- **WHAT TO PRODUCE**
Say how many lines of these entries include the word "JSON", and answer with the number alone.

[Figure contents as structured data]
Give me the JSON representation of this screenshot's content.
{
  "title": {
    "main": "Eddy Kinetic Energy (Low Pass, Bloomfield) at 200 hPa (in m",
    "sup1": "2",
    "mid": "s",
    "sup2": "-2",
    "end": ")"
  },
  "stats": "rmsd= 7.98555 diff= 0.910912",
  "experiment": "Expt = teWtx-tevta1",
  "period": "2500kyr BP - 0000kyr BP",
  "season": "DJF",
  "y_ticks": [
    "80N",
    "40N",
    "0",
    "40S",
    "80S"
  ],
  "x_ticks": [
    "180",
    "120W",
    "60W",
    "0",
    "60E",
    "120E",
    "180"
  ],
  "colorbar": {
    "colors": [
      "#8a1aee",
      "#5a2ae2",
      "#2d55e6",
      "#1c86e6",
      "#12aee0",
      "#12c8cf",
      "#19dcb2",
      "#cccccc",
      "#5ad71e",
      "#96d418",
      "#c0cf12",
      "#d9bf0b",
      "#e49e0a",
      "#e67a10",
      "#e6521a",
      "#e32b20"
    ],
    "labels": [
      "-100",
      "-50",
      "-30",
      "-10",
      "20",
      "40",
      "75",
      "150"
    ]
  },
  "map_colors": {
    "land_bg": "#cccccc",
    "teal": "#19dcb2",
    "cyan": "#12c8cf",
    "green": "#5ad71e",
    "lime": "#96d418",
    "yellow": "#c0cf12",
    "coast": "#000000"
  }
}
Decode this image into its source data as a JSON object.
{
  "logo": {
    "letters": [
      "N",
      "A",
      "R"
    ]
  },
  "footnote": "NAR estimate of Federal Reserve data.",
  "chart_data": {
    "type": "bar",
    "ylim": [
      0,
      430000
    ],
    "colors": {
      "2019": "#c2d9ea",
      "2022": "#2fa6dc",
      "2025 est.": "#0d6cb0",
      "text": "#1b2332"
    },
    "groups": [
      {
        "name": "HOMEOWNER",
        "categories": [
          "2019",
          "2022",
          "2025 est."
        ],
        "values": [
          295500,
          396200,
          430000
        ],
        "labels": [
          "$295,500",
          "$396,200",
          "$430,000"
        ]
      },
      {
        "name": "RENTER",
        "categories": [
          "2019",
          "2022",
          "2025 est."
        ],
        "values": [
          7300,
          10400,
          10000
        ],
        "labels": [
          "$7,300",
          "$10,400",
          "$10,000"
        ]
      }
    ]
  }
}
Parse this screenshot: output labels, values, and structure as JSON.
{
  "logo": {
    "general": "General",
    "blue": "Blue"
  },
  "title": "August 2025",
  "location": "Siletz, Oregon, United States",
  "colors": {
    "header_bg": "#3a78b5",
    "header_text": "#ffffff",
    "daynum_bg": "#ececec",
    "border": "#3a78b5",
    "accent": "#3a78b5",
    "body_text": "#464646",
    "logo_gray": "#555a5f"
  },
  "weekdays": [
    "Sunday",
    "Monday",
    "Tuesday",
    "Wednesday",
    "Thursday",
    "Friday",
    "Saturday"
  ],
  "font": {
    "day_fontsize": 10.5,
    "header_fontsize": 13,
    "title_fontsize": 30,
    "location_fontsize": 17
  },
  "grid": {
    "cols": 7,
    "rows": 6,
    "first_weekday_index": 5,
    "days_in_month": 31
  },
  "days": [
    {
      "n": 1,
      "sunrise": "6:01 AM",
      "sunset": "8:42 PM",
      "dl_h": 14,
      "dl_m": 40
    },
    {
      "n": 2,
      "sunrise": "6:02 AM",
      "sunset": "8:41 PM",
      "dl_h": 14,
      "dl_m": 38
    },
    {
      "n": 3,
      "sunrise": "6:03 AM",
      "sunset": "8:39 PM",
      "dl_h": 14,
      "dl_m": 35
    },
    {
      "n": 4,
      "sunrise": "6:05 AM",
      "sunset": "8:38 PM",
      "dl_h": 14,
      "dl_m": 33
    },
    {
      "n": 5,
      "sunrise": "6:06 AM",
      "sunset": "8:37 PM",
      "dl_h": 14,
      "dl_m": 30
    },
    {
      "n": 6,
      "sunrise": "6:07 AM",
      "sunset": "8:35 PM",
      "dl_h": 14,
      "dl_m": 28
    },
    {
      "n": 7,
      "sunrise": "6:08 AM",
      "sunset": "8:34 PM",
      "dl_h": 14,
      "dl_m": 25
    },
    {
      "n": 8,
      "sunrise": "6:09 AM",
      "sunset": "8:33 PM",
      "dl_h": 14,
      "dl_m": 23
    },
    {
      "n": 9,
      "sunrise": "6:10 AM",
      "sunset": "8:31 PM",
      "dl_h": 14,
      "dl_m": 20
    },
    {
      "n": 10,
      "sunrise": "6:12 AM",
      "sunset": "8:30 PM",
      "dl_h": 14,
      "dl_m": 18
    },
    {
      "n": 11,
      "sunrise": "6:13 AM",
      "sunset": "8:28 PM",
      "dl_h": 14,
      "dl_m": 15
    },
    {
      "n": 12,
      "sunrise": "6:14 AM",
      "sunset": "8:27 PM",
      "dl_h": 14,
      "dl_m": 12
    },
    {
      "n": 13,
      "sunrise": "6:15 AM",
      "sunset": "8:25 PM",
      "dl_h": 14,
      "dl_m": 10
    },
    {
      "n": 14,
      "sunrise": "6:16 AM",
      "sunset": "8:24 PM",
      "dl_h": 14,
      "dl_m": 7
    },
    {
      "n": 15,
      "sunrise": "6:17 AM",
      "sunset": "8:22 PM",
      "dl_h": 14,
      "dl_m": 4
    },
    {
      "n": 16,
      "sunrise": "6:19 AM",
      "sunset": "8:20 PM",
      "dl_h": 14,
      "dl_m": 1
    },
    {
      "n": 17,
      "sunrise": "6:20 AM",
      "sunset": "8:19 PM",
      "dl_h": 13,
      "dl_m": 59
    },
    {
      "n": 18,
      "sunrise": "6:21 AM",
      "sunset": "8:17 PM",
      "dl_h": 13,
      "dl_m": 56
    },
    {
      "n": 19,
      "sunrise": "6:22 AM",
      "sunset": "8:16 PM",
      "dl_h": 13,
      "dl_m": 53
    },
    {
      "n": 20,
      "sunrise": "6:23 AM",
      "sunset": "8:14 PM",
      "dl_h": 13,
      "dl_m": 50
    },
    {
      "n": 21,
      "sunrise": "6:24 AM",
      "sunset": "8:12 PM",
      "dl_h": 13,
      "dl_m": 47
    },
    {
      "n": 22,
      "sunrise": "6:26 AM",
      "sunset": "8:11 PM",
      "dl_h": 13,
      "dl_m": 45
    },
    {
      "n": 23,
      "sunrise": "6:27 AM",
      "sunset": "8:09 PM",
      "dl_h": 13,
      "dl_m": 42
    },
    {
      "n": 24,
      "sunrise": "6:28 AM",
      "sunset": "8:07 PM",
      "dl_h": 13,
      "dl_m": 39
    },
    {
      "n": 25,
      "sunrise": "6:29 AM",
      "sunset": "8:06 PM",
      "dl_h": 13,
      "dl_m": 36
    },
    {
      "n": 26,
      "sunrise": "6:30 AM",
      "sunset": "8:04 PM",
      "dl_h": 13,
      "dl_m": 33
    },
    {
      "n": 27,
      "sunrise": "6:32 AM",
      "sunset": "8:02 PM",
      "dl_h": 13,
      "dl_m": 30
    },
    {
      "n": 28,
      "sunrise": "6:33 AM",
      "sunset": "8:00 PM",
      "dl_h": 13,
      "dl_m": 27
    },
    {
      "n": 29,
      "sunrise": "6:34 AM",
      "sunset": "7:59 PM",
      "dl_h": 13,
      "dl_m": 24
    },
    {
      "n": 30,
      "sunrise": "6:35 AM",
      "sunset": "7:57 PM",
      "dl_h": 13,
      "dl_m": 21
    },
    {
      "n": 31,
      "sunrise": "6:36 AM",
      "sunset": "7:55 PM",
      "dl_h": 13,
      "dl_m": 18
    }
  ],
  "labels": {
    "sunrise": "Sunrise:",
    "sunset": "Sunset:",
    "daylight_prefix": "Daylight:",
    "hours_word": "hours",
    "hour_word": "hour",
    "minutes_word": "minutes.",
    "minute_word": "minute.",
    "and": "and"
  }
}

- **EXERCISE SOLUTION**
3